▶ [What is required] Copy each line that contains the word "Nangazaqui".

▶ [Collection entries]
## BEGIN

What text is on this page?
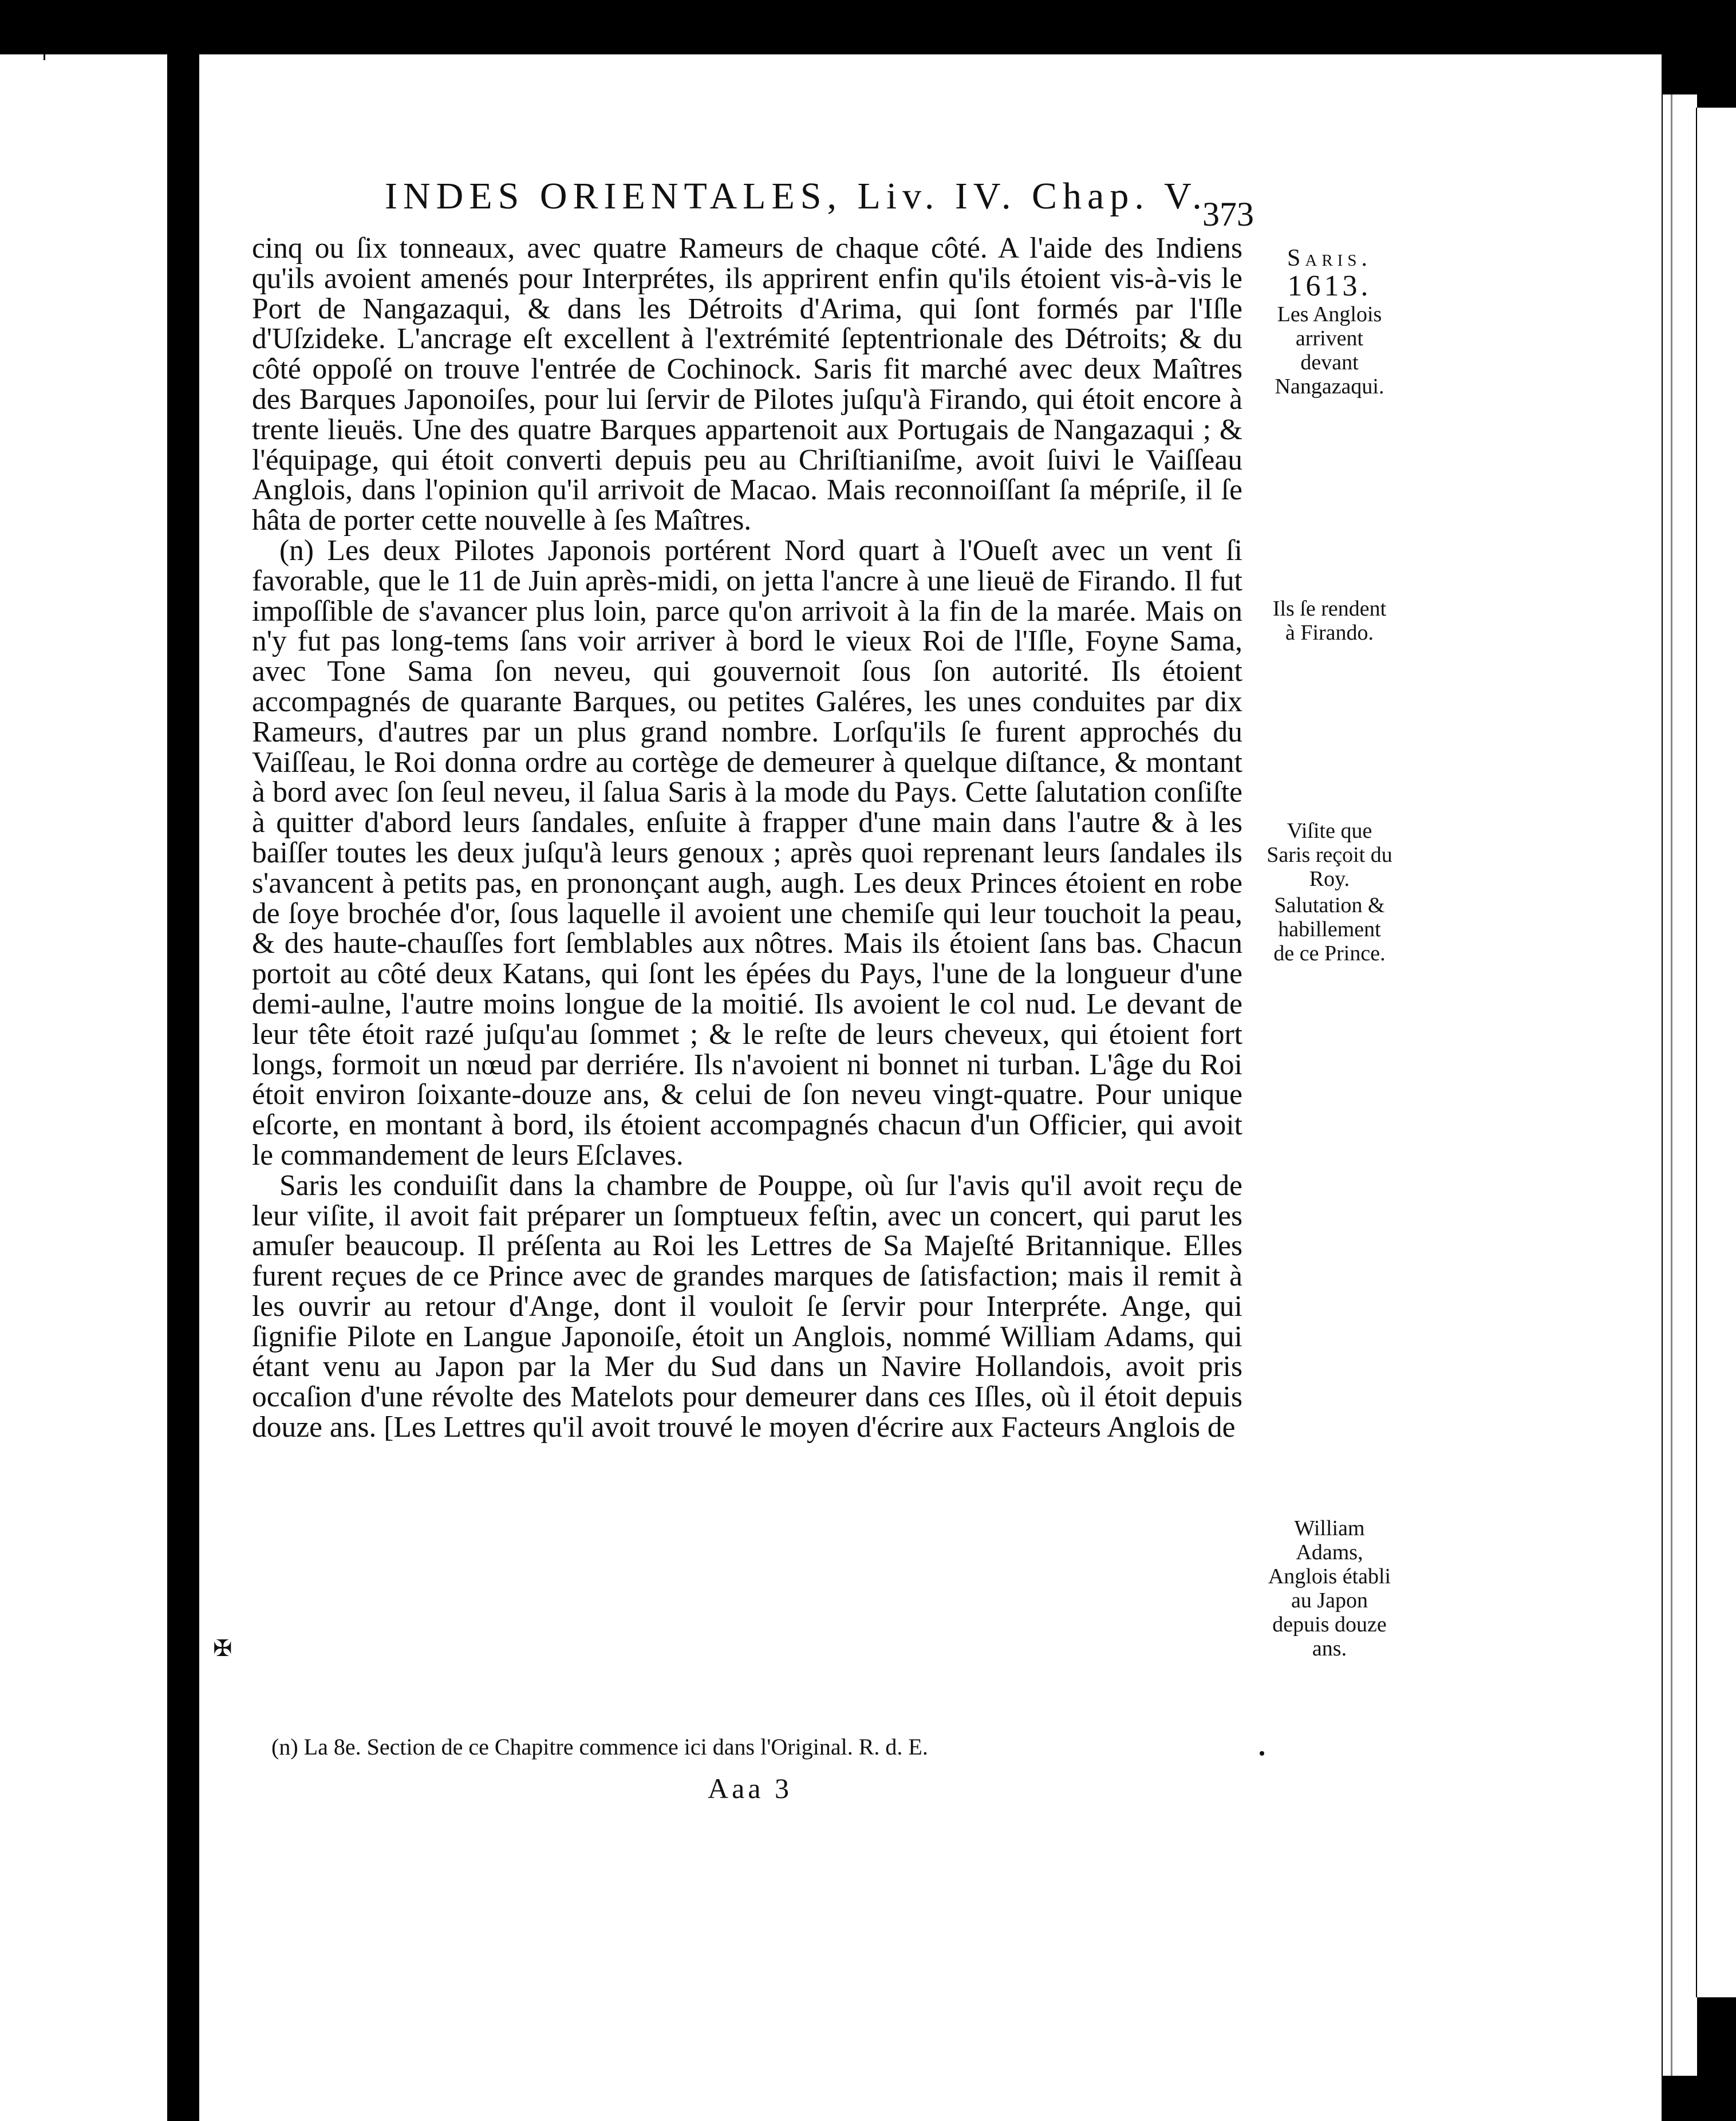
INDES ORIENTALES, Liv. IV. Chap. V.
373

cinq ou ſix tonneaux, avec quatre Rameurs de chaque côté. A l'aide des Indiens qu'ils avoient amenés pour Interprétes, ils apprirent enfin qu'ils étoient vis-à-vis le Port de Nangazaqui, & dans les Détroits d'Arima, qui ſont formés par l'Iſle d'Uſzideke. L'ancrage eſt excellent à l'extrémité ſeptentrionale des Détroits; & du côté oppoſé on trouve l'entrée de Cochinock. Saris fit marché avec deux Maîtres des Barques Japonoiſes, pour lui ſervir de Pilotes juſqu'à Firando, qui étoit encore à trente lieuës. Une des quatre Barques appartenoit aux Portugais de Nangazaqui ; & l'équipage, qui étoit converti depuis peu au Chriſtianiſme, avoit ſuivi le Vaiſſeau Anglois, dans l'opinion qu'il arrivoit de Macao. Mais reconnoiſſant ſa mépriſe, il ſe hâta de porter cette nouvelle à ſes Maîtres.

(n) Les deux Pilotes Japonois portérent Nord quart à l'Oueſt avec un vent ſi favorable, que le 11 de Juin après-midi, on jetta l'ancre à une lieuë de Firando. Il fut impoſſible de s'avancer plus loin, parce qu'on arrivoit à la fin de la marée. Mais on n'y fut pas long-tems ſans voir arriver à bord le vieux Roi de l'Iſle, Foyne Sama, avec Tone Sama ſon neveu, qui gouvernoit ſous ſon autorité. Ils étoient accompagnés de quarante Barques, ou petites Galéres, les unes conduites par dix Rameurs, d'autres par un plus grand nombre. Lorſqu'ils ſe furent approchés du Vaiſſeau, le Roi donna ordre au cortège de demeurer à quelque diſtance, & montant à bord avec ſon ſeul neveu, il ſalua Saris à la mode du Pays. Cette ſalutation conſiſte à quitter d'abord leurs ſandales, enſuite à frapper d'une main dans l'autre & à les baiſſer toutes les deux juſqu'à leurs genoux ; après quoi reprenant leurs ſandales ils s'avancent à petits pas, en prononçant augh, augh. Les deux Princes étoient en robe de ſoye brochée d'or, ſous laquelle il avoient une chemiſe qui leur touchoit la peau, & des haute-chauſſes fort ſemblables aux nôtres. Mais ils étoient ſans bas. Chacun portoit au côté deux Katans, qui ſont les épées du Pays, l'une de la longueur d'une demi-aulne, l'autre moins longue de la moitié. Ils avoient le col nud. Le devant de leur tête étoit razé juſqu'au ſommet ; & le reſte de leurs cheveux, qui étoient fort longs, formoit un nœud par derriére. Ils n'avoient ni bonnet ni turban. L'âge du Roi étoit environ ſoixante-douze ans, & celui de ſon neveu vingt-quatre. Pour unique eſcorte, en montant à bord, ils étoient accompagnés chacun d'un Officier, qui avoit le commandement de leurs Eſclaves.

Saris les conduiſit dans la chambre de Pouppe, où ſur l'avis qu'il avoit reçu de leur viſite, il avoit fait préparer un ſomptueux feſtin, avec un concert, qui parut les amuſer beaucoup. Il préſenta au Roi les Lettres de Sa Majeſté Britannique. Elles furent reçues de ce Prince avec de grandes marques de ſatisfaction; mais il remit à les ouvrir au retour d'Ange, dont il vouloit ſe ſervir pour Interpréte. Ange, qui ſignifie Pilote en Langue Japonoiſe, étoit un Anglois, nommé William Adams, qui étant venu au Japon par la Mer du Sud dans un Navire Hollandois, avoit pris occaſion d'une révolte des Matelots pour demeurer dans ces Iſles, où il étoit depuis douze ans. [Les Lettres qu'il avoit trouvé le moyen d'écrire aux Facteurs Anglois de

Saris.
1613.
Les Anglois arrivent devant Nangazaqui.
Ils ſe rendent à Firando.
Viſite que Saris reçoit du Roy.
Salutation & habillement de ce Prince.
William Adams, Anglois établi au Japon depuis douze ans.
✠
(n) La 8e. Section de ce Chapitre commence ici dans l'Original. R. d. E.
Aaa 3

## END

▶ [In response]
cinq ou ſix tonneaux, avec quatre Rameurs de chaque côté. A l'aide des Indiens qu'ils avoient amenés pour Interprétes, ils apprirent enfin qu'ils étoient vis-à-vis le Port de Nangazaqui, & dans les Détroits d'Arima, qui ſont formés par l'Iſle d'Uſzideke. L'ancrage eſt excellent à l'extrémité ſeptentrionale des Détroits; & du côté oppoſé on trouve l'entrée de Cochinock. Saris fit marché avec deux Maîtres des Barques Japonoiſes, pour lui ſervir de Pilotes juſqu'à Firando, qui étoit encore à trente lieuës. Une des quatre Barques appartenoit aux Portugais de Nangazaqui ; & l'équipage, qui étoit converti depuis peu au Chriſtianiſme, avoit ſuivi le Vaiſſeau Anglois, dans l'opinion qu'il arrivoit de Macao. Mais reconnoiſſant ſa mépriſe, il ſe hâta de porter cette nouvelle à ſes Maîtres.
Les Anglois arrivent devant Nangazaqui.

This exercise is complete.